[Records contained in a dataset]
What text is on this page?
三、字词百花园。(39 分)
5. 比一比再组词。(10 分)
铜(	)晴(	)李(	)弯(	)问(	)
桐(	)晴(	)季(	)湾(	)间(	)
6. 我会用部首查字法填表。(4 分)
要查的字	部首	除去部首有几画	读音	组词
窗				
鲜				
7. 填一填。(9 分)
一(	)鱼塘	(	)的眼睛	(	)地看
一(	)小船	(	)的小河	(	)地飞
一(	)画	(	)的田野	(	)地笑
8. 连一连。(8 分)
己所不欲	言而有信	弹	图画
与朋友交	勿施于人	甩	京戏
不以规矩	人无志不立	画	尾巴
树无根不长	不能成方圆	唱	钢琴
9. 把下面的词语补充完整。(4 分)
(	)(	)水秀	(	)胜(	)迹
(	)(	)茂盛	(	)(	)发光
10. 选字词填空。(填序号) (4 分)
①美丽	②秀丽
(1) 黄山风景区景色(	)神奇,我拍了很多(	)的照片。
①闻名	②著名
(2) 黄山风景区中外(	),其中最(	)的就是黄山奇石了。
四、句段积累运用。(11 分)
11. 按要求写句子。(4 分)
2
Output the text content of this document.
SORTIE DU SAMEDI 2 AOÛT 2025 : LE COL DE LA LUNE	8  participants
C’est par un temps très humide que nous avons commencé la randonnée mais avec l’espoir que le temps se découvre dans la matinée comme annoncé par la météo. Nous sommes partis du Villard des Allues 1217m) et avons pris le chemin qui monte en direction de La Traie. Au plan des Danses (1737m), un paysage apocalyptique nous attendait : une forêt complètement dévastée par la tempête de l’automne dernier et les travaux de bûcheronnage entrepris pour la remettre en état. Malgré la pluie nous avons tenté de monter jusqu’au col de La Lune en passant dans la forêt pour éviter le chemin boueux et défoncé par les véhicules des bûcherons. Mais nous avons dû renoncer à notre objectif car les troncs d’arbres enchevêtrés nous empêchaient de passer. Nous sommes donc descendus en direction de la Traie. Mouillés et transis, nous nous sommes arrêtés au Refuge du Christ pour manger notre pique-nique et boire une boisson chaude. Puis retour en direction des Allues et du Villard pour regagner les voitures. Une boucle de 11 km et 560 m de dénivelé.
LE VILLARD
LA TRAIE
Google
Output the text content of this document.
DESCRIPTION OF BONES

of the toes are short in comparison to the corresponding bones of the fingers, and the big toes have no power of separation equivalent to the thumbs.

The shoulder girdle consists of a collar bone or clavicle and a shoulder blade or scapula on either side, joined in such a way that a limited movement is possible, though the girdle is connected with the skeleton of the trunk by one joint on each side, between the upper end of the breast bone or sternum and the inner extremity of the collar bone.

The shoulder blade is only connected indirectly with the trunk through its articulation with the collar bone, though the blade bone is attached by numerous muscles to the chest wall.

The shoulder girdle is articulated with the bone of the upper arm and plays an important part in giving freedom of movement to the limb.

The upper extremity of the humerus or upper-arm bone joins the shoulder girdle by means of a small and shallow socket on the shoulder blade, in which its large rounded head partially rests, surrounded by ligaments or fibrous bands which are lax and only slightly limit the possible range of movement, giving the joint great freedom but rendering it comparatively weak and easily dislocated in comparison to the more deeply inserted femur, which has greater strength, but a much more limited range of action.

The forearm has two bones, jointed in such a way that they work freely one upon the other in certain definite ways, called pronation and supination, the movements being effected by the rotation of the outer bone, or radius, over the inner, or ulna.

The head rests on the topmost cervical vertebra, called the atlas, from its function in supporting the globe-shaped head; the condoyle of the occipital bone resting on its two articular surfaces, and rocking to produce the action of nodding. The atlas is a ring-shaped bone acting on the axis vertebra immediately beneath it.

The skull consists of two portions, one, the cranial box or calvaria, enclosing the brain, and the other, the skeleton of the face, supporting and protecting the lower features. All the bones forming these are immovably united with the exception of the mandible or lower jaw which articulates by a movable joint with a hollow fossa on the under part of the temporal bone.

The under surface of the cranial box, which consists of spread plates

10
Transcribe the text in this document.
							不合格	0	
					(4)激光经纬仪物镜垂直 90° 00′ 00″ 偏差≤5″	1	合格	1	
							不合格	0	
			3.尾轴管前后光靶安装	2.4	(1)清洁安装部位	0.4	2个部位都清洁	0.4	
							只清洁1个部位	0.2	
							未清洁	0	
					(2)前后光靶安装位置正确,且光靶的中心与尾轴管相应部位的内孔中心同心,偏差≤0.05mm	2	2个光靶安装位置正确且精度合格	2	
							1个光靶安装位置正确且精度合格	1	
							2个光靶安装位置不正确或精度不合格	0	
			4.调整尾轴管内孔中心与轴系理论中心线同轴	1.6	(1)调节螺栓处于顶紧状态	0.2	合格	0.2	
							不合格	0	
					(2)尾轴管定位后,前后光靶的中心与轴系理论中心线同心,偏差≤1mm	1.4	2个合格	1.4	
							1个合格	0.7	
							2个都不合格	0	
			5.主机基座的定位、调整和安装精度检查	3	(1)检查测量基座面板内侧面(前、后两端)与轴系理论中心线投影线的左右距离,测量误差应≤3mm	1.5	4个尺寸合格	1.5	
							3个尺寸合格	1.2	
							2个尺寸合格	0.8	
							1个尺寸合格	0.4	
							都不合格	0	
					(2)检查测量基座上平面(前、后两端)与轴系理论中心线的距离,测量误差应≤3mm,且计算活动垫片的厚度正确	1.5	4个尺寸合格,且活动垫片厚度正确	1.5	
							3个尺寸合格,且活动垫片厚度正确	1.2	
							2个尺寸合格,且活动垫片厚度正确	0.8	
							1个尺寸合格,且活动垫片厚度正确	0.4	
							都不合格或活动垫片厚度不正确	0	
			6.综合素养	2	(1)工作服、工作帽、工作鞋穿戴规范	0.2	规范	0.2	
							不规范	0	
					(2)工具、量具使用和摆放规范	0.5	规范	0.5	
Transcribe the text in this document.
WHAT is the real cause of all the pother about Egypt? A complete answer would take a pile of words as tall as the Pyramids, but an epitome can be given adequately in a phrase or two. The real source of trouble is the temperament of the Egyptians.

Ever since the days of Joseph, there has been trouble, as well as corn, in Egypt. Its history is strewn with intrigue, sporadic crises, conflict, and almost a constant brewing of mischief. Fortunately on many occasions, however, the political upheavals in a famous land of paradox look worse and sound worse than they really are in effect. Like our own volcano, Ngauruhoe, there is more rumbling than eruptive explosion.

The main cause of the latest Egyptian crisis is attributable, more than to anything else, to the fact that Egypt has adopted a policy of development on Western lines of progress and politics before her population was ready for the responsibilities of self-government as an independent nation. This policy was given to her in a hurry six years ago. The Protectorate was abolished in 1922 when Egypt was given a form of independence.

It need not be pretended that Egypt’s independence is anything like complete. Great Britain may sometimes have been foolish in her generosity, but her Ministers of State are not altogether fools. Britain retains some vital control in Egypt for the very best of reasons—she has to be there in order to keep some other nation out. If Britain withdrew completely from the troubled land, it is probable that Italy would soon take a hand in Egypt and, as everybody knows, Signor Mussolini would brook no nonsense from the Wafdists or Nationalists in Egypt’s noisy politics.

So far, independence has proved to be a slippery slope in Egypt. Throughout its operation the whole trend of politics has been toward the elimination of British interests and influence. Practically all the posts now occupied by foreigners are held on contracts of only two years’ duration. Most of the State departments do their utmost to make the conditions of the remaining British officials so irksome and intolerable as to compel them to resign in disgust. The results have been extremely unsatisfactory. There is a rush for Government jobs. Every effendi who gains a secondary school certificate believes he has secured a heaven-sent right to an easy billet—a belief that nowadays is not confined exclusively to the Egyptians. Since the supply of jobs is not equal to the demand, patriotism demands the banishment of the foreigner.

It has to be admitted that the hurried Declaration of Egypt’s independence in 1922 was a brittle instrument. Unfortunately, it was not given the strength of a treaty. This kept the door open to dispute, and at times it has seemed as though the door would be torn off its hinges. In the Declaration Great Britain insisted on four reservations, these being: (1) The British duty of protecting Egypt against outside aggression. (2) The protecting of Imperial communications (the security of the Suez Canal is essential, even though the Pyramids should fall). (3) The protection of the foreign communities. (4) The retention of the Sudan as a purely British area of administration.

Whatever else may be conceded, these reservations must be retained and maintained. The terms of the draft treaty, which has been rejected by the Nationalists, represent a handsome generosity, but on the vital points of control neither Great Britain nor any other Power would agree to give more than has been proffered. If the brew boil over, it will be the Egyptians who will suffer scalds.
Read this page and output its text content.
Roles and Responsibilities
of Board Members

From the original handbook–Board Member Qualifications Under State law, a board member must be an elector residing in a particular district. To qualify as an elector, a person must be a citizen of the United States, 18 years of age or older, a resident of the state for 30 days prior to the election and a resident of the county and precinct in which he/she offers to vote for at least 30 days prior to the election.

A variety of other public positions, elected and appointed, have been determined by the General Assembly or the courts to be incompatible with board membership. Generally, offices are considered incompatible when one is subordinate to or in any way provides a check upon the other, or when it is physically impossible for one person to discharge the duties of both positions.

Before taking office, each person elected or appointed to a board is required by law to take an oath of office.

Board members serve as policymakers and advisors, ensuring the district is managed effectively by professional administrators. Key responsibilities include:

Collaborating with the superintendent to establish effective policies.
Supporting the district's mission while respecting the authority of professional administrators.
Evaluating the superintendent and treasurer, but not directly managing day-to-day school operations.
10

_The task_: Copy out each line of the records that holds the string "comparison".

_Finished task_:
of the toes are short in comparison to the corresponding bones of the fingers, and the big toes have no power of separation equivalent to the thumbs.
The upper extremity of the humerus or upper-arm bone joins the shoulder girdle by means of a small and shallow socket on the shoulder blade, in which its large rounded head partially rests, surrounded by ligaments or fibrous bands which are lax and only slightly limit the possible range of movement, giving the joint great freedom but rendering it comparatively weak and easily dislocated in comparison to the more deeply inserted femur, which has greater strength, but a much more limited range of action.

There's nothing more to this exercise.